Reproduce every line of the data below, character for character, with no changes.

**** Extracted entries ****

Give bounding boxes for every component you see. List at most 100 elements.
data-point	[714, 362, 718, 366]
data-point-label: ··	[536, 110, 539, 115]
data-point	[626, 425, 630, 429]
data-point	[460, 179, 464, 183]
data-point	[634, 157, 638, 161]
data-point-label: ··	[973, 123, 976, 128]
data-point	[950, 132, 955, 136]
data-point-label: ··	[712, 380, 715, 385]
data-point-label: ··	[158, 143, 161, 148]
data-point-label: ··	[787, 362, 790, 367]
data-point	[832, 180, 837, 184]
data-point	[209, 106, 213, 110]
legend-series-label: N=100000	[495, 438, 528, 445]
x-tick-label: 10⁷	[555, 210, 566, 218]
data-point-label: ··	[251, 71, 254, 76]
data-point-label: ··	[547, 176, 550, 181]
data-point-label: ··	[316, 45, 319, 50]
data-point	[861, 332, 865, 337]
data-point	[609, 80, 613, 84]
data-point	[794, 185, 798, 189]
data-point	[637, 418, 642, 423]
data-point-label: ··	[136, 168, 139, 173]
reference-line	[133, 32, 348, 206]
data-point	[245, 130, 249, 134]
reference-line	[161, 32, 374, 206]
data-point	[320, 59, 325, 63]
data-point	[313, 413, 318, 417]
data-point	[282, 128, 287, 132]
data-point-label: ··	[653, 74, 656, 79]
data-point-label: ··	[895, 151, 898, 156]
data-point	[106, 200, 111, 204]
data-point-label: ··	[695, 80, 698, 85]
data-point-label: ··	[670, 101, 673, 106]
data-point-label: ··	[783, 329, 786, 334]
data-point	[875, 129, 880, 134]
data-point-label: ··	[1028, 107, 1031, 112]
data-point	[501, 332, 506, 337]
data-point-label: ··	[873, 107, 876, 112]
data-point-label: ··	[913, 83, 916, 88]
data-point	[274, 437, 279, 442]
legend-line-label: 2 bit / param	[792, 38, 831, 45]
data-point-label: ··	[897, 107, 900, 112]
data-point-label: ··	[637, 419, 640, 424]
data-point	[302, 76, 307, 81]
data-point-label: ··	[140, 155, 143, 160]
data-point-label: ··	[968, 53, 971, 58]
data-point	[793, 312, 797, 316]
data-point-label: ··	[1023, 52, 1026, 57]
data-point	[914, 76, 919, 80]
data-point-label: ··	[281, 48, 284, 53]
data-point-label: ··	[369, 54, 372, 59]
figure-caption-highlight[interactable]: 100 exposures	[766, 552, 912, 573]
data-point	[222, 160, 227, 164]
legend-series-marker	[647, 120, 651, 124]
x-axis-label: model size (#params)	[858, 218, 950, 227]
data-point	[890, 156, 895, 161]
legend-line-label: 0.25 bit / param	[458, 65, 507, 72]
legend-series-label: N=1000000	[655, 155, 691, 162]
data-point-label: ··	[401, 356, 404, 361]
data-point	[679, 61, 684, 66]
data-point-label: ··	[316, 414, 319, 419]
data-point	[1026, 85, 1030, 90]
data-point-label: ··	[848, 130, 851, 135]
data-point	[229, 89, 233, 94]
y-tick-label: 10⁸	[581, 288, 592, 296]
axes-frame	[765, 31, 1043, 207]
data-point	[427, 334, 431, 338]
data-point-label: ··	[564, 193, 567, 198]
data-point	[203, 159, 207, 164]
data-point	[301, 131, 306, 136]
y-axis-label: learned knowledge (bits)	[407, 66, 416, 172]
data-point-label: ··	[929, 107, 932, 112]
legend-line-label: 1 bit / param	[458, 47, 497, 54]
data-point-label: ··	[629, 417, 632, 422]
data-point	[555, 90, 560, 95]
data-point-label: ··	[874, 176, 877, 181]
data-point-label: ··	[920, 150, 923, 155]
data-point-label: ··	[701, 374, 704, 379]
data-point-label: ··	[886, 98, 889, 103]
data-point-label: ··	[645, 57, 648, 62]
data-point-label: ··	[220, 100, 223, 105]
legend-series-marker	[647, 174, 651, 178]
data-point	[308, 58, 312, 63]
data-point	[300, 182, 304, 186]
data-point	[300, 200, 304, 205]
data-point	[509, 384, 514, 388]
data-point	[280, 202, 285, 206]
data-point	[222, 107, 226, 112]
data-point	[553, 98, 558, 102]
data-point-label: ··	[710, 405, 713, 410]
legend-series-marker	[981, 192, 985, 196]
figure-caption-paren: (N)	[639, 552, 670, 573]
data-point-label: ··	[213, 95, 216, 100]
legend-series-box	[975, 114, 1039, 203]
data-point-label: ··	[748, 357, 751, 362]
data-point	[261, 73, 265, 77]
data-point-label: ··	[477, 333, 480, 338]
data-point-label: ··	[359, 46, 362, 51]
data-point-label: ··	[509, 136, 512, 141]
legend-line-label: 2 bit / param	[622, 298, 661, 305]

****

• **Full answer**
Give bounding boxes for every component you see. List at most 100 elements.
data-point	[714, 362, 718, 366]
data-point-label: ··	[536, 110, 539, 115]
data-point	[626, 425, 630, 429]
data-point	[460, 179, 464, 183]
data-point	[634, 157, 638, 161]
data-point-label: ··	[973, 123, 976, 128]
data-point	[950, 132, 955, 136]
data-point-label: ··	[712, 380, 715, 385]
data-point-label: ··	[158, 143, 161, 148]
data-point-label: ··	[787, 362, 790, 367]
data-point	[832, 180, 837, 184]
data-point	[209, 106, 213, 110]
legend-series-label: N=100000	[495, 438, 528, 445]
x-tick-label: 10⁷	[555, 210, 566, 218]
data-point-label: ··	[251, 71, 254, 76]
data-point-label: ··	[547, 176, 550, 181]
data-point-label: ··	[316, 45, 319, 50]
data-point	[861, 332, 865, 337]
data-point	[609, 80, 613, 84]
data-point	[794, 185, 798, 189]
data-point	[637, 418, 642, 423]
data-point-label: ··	[136, 168, 139, 173]
reference-line	[133, 32, 348, 206]
data-point	[245, 130, 249, 134]
reference-line	[161, 32, 374, 206]
data-point	[320, 59, 325, 63]
data-point	[313, 413, 318, 417]
data-point	[282, 128, 287, 132]
data-point-label: ··	[653, 74, 656, 79]
data-point-label: ··	[895, 151, 898, 156]
data-point	[106, 200, 111, 204]
data-point-label: ··	[695, 80, 698, 85]
data-point-label: ··	[670, 101, 673, 106]
data-point-label: ··	[783, 329, 786, 334]
data-point	[875, 129, 880, 134]
data-point-label: ··	[1028, 107, 1031, 112]
data-point	[501, 332, 506, 337]
data-point-label: ··	[873, 107, 876, 112]
data-point-label: ··	[913, 83, 916, 88]
data-point	[274, 437, 279, 442]
legend-line-label: 2 bit / param	[792, 38, 831, 45]
data-point-label: ··	[897, 107, 900, 112]
data-point-label: ··	[637, 419, 640, 424]
data-point	[302, 76, 307, 81]
data-point-label: ··	[140, 155, 143, 160]
data-point-label: ··	[968, 53, 971, 58]
data-point	[793, 312, 797, 316]
data-point-label: ··	[1023, 52, 1026, 57]
data-point	[914, 76, 919, 80]
data-point-label: ··	[281, 48, 284, 53]
data-point-label: ··	[369, 54, 372, 59]
figure-caption-highlight[interactable]: 100 exposures	[766, 552, 912, 573]
data-point	[222, 160, 227, 164]
legend-series-marker	[647, 120, 651, 124]
x-axis-label: model size (#params)	[858, 218, 950, 227]
data-point	[890, 156, 895, 161]
legend-line-label: 0.25 bit / param	[458, 65, 507, 72]
legend-series-label: N=1000000	[655, 155, 691, 162]
data-point-label: ··	[401, 356, 404, 361]
data-point	[679, 61, 684, 66]
data-point-label: ··	[316, 414, 319, 419]
data-point	[1026, 85, 1030, 90]
data-point-label: ··	[848, 130, 851, 135]
data-point	[229, 89, 233, 94]
y-tick-label: 10⁸	[581, 288, 592, 296]
axes-frame	[765, 31, 1043, 207]
data-point	[427, 334, 431, 338]
data-point-label: ··	[564, 193, 567, 198]
data-point	[203, 159, 207, 164]
data-point	[301, 131, 306, 136]
y-axis-label: learned knowledge (bits)	[407, 66, 416, 172]
data-point-label: ··	[929, 107, 932, 112]
legend-line-label: 1 bit / param	[458, 47, 497, 54]
data-point-label: ··	[629, 417, 632, 422]
data-point	[555, 90, 560, 95]
data-point-label: ··	[874, 176, 877, 181]
data-point-label: ··	[920, 150, 923, 155]
data-point-label: ··	[701, 374, 704, 379]
data-point-label: ··	[886, 98, 889, 103]
data-point-label: ··	[645, 57, 648, 62]
data-point-label: ··	[220, 100, 223, 105]
legend-series-marker	[647, 174, 651, 178]
data-point	[308, 58, 312, 63]
data-point	[300, 182, 304, 186]
data-point	[300, 200, 304, 205]
data-point	[509, 384, 514, 388]
data-point	[280, 202, 285, 206]
data-point	[222, 107, 226, 112]
data-point	[553, 98, 558, 102]
data-point-label: ··	[710, 405, 713, 410]
legend-series-marker	[981, 192, 985, 196]
figure-caption-paren: (N)	[639, 552, 670, 573]
data-point-label: ··	[213, 95, 216, 100]
legend-series-box	[975, 114, 1039, 203]
data-point-label: ··	[748, 357, 751, 362]
data-point	[261, 73, 265, 77]
data-point-label: ··	[477, 333, 480, 338]
data-point-label: ··	[359, 46, 362, 51]
data-point-label: ··	[509, 136, 512, 141]
legend-line-label: 2 bit / param	[622, 298, 661, 305]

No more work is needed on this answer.